- _What is needed_
Leave out the images; return the rest of the data exactly.

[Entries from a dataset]
>>

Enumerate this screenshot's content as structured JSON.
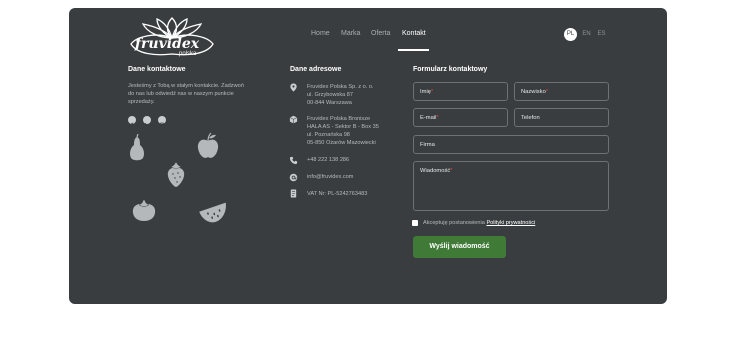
{
  "brand": {
    "logo_text": "fruvidex",
    "logo_sub": "polska"
  },
  "nav": {
    "items": [
      "Home",
      "Marka",
      "Oferta",
      "Kontakt"
    ],
    "active": "Kontakt"
  },
  "languages": [
    "PL",
    "EN",
    "ES"
  ],
  "contact": {
    "heading": "Dane kontaktowe",
    "intro": [
      "Jesteśmy z Tobą w stałym kontakcie. Zadzwoń",
      "do nas lub odwiedź nas w naszym punkcie",
      "sprzedaży."
    ],
    "social_icons": [
      "facebook-icon",
      "linkedin-icon",
      "instagram-icon"
    ]
  },
  "address": {
    "heading": "Dane adresowe",
    "office": [
      "Fruvidex Polska Sp. z o. o.",
      "ul. Grzybowska 87",
      "00-844 Warszawa"
    ],
    "warehouse": [
      "Fruvidex Polska Bronisze",
      "HALA AS - Sektor B - Box 35",
      "ul. Poznańska 98",
      "05-850 Ożarów Mazowiecki"
    ],
    "phone": "+48 222 138 286",
    "email": "info@fruvidex.com",
    "vat": "VAT Nr: PL-5242763483"
  },
  "form": {
    "heading": "Formularz kontaktowy",
    "first_name": "Imię",
    "last_name": "Nazwisko",
    "email": "E-mail",
    "phone": "Telefon",
    "company": "Firma",
    "message": "Wiadomość",
    "required_mark": "*",
    "consent_text": "Akceptuję postanowienia",
    "consent_link": "Polityki prywatności",
    "submit": "Wyślij wiadomość"
  },
  "colors": {
    "panel": "#3a3d3f",
    "button": "#3f7a36",
    "required": "#e0463c"
  }
}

<<

- _Response for this exercise_
Enumerate this screenshot's content as structured JSON.
{
  "brand": {
    "logo_text": "fruvidex",
    "logo_sub": "polska"
  },
  "nav": {
    "items": [
      "Home",
      "Marka",
      "Oferta",
      "Kontakt"
    ],
    "active": "Kontakt"
  },
  "languages": [
    "PL",
    "EN",
    "ES"
  ],
  "contact": {
    "heading": "Dane kontaktowe",
    "intro": [
      "Jesteśmy z Tobą w stałym kontakcie. Zadzwoń",
      "do nas lub odwiedź nas w naszym punkcie",
      "sprzedaży."
    ],
    "social_icons": [
      "facebook-icon",
      "linkedin-icon",
      "instagram-icon"
    ]
  },
  "address": {
    "heading": "Dane adresowe",
    "office": [
      "Fruvidex Polska Sp. z o. o.",
      "ul. Grzybowska 87",
      "00-844 Warszawa"
    ],
    "warehouse": [
      "Fruvidex Polska Bronisze",
      "HALA AS - Sektor B - Box 35",
      "ul. Poznańska 98",
      "05-850 Ożarów Mazowiecki"
    ],
    "phone": "+48 222 138 286",
    "email": "info@fruvidex.com",
    "vat": "VAT Nr: PL-5242763483"
  },
  "form": {
    "heading": "Formularz kontaktowy",
    "first_name": "Imię",
    "last_name": "Nazwisko",
    "email": "E-mail",
    "phone": "Telefon",
    "company": "Firma",
    "message": "Wiadomość",
    "required_mark": "*",
    "consent_text": "Akceptuję postanowienia",
    "consent_link": "Polityki prywatności",
    "submit": "Wyślij wiadomość"
  },
  "colors": {
    "panel": "#3a3d3f",
    "button": "#3f7a36",
    "required": "#e0463c"
  }
}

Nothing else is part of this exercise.